(Extracted records)
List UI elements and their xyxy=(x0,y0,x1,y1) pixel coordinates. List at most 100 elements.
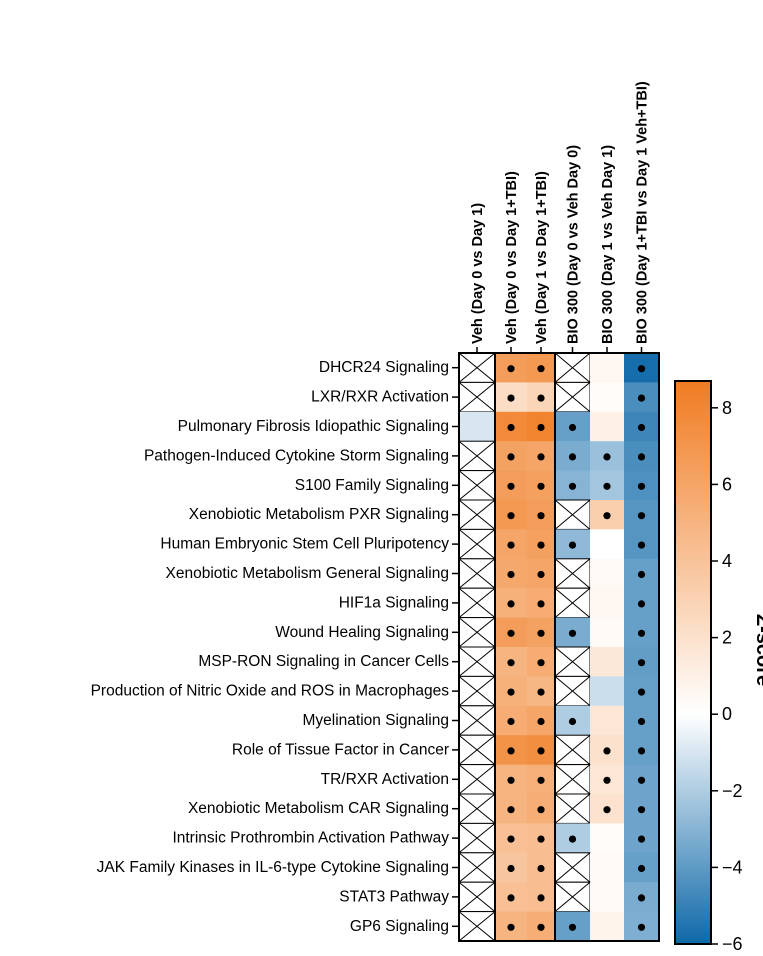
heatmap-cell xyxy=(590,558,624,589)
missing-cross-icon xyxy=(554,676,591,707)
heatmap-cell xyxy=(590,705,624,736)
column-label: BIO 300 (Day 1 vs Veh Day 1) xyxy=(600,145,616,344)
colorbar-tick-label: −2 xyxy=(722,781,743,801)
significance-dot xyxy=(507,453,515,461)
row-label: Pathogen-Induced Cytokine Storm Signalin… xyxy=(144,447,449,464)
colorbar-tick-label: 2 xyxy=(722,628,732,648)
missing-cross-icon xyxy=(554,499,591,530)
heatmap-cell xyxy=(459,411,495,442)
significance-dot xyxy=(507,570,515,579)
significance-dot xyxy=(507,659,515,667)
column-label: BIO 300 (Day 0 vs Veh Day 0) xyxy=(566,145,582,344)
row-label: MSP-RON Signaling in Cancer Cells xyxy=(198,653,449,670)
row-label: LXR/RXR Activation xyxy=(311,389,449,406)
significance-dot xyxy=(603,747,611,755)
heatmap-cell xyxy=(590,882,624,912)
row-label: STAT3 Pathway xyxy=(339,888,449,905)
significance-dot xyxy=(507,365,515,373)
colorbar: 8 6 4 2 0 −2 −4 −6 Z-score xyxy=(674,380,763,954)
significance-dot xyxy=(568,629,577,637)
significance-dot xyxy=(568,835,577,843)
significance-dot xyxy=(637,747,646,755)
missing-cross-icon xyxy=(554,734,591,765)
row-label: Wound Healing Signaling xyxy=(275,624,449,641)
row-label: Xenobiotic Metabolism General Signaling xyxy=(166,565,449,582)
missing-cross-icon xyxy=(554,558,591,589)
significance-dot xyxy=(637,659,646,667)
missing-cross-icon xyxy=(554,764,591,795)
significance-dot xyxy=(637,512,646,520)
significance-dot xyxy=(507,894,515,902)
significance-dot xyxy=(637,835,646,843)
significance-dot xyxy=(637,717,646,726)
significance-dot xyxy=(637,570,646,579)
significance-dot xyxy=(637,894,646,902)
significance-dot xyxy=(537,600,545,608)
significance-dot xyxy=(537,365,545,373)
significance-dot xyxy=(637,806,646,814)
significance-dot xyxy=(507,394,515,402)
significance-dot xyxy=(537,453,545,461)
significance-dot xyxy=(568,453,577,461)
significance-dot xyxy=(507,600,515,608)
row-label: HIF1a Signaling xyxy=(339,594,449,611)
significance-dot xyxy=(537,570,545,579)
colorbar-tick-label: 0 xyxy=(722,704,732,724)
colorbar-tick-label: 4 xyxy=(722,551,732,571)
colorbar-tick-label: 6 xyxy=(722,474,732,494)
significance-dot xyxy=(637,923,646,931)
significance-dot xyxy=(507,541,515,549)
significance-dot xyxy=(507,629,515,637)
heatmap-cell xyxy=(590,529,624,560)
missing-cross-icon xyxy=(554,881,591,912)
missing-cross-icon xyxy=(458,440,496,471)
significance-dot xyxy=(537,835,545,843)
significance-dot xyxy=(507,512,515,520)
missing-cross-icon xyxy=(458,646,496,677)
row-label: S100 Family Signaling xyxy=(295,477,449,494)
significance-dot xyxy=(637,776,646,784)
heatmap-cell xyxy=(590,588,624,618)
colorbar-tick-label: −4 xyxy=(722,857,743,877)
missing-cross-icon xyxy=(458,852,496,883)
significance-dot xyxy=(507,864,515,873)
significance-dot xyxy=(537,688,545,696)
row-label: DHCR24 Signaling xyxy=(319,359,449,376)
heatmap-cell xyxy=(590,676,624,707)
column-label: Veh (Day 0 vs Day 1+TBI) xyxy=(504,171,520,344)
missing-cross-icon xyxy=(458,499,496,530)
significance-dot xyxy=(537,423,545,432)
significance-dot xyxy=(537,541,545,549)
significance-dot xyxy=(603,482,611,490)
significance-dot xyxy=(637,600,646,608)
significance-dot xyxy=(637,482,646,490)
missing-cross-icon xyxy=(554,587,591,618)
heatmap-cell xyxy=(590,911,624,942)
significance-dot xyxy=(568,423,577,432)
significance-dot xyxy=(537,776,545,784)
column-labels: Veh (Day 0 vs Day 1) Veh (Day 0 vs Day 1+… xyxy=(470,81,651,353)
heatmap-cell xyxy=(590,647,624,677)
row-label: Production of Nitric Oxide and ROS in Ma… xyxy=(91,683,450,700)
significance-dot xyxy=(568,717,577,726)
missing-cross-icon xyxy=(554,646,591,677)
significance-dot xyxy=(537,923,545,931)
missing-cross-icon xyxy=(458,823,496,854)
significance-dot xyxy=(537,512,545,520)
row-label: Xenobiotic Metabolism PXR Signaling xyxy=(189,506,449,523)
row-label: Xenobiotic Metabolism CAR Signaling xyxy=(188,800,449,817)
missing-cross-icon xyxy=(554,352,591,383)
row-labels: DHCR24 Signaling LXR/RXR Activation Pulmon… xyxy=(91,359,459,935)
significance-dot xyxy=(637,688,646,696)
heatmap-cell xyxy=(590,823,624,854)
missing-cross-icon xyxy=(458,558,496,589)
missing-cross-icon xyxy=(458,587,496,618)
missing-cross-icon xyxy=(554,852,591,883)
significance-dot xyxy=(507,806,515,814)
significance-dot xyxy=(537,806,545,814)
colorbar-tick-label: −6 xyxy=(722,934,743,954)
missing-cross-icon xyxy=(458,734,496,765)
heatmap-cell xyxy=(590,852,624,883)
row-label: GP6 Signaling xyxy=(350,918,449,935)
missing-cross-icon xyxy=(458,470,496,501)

---

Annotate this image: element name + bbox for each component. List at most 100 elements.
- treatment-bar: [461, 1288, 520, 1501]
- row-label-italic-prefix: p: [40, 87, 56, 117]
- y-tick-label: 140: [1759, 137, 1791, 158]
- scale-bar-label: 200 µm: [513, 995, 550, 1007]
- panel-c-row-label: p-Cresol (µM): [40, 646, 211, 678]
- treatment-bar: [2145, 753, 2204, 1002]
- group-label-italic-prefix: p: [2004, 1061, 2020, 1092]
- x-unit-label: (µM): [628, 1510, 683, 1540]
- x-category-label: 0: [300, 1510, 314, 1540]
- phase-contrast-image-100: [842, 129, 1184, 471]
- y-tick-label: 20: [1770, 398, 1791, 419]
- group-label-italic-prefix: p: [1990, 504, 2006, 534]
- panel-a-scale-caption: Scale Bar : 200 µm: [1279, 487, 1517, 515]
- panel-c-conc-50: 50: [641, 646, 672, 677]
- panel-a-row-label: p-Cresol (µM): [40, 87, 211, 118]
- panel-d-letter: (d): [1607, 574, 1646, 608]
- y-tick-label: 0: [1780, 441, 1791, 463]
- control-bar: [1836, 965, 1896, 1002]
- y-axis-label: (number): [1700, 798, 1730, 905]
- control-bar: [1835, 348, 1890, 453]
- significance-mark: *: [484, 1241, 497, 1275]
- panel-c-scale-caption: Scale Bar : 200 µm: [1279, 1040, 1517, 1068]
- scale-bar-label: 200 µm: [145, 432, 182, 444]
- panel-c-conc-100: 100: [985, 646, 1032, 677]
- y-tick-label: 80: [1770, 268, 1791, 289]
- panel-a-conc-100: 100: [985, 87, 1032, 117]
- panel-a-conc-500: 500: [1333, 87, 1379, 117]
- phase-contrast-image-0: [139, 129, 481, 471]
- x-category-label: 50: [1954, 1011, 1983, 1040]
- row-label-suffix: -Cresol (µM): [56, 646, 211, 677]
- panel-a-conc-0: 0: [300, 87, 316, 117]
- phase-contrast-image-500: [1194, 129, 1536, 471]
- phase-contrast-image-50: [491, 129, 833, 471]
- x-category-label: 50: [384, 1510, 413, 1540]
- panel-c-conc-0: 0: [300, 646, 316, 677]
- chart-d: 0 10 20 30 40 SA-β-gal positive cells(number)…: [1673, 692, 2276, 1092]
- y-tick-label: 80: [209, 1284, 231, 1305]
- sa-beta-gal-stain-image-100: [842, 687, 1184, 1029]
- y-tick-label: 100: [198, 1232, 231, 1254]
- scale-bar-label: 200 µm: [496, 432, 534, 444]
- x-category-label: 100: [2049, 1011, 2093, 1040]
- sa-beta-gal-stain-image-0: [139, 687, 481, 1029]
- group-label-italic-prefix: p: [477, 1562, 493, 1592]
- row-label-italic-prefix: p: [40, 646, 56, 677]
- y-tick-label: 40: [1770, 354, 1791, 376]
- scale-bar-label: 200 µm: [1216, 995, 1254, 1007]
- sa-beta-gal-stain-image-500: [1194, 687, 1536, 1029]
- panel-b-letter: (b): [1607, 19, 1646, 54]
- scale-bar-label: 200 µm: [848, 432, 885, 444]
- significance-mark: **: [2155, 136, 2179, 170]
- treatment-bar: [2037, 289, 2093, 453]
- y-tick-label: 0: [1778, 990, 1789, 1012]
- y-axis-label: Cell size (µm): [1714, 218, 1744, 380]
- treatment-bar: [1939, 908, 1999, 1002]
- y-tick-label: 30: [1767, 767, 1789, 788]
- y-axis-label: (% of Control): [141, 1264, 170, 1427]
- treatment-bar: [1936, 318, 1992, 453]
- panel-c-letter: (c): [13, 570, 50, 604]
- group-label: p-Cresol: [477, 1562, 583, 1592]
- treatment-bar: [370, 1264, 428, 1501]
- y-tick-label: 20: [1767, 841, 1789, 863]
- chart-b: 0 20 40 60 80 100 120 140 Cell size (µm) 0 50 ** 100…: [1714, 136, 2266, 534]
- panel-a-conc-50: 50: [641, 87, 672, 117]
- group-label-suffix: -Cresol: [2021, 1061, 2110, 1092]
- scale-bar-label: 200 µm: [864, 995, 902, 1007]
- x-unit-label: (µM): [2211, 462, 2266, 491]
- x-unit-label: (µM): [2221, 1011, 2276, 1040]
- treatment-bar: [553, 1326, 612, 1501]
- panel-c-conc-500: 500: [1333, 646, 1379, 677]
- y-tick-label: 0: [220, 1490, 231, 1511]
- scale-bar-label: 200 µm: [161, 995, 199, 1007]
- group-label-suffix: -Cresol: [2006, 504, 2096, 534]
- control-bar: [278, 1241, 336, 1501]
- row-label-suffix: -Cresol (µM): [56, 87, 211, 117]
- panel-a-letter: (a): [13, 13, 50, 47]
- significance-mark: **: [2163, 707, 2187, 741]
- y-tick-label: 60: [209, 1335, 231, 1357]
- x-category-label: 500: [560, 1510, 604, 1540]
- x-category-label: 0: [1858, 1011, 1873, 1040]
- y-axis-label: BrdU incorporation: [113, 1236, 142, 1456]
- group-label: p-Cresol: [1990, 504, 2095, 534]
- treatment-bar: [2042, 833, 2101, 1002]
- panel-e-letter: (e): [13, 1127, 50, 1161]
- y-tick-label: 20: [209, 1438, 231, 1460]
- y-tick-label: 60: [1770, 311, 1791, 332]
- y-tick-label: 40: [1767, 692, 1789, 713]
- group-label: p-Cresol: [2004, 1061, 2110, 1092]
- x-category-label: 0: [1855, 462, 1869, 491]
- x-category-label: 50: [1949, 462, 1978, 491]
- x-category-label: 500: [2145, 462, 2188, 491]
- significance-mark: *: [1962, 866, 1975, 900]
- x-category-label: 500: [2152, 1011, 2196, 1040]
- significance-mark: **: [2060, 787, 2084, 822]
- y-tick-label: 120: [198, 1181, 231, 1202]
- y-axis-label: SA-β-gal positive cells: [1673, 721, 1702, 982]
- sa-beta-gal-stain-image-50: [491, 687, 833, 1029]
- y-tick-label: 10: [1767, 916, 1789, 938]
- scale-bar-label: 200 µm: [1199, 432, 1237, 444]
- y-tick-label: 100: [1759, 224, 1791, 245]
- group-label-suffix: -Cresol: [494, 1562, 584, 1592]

Assignment:
Among the lines above, count those containing the word "List" and give nothing but the result.

Reply to the task:
2